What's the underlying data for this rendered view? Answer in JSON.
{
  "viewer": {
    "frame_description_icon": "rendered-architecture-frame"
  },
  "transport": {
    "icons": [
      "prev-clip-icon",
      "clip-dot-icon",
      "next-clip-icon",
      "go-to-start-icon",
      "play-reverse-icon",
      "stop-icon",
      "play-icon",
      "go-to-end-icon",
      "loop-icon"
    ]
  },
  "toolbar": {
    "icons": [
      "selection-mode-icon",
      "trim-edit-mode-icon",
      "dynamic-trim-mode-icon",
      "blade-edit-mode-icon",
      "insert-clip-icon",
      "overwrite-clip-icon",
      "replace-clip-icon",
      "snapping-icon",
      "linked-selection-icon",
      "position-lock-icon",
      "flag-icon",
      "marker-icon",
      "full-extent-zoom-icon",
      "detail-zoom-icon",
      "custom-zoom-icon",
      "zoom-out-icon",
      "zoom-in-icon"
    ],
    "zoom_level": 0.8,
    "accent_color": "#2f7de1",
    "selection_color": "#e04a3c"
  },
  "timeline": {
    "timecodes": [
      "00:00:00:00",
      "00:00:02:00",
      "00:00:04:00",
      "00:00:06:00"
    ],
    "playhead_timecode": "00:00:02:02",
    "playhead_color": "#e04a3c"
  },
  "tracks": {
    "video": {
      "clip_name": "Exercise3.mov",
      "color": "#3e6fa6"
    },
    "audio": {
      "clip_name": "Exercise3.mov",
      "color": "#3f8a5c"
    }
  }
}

### Your instructions
Reproduce each line of the material above precisely.

### Task result
What's the underlying data for this rendered view? Answer in JSON.
{
  "viewer": {
    "frame_description_icon": "rendered-architecture-frame"
  },
  "transport": {
    "icons": [
      "prev-clip-icon",
      "clip-dot-icon",
      "next-clip-icon",
      "go-to-start-icon",
      "play-reverse-icon",
      "stop-icon",
      "play-icon",
      "go-to-end-icon",
      "loop-icon"
    ]
  },
  "toolbar": {
    "icons": [
      "selection-mode-icon",
      "trim-edit-mode-icon",
      "dynamic-trim-mode-icon",
      "blade-edit-mode-icon",
      "insert-clip-icon",
      "overwrite-clip-icon",
      "replace-clip-icon",
      "snapping-icon",
      "linked-selection-icon",
      "position-lock-icon",
      "flag-icon",
      "marker-icon",
      "full-extent-zoom-icon",
      "detail-zoom-icon",
      "custom-zoom-icon",
      "zoom-out-icon",
      "zoom-in-icon"
    ],
    "zoom_level": 0.8,
    "accent_color": "#2f7de1",
    "selection_color": "#e04a3c"
  },
  "timeline": {
    "timecodes": [
      "00:00:00:00",
      "00:00:02:00",
      "00:00:04:00",
      "00:00:06:00"
    ],
    "playhead_timecode": "00:00:02:02",
    "playhead_color": "#e04a3c"
  },
  "tracks": {
    "video": {
      "clip_name": "Exercise3.mov",
      "color": "#3e6fa6"
    },
    "audio": {
      "clip_name": "Exercise3.mov",
      "color": "#3f8a5c"
    }
  }
}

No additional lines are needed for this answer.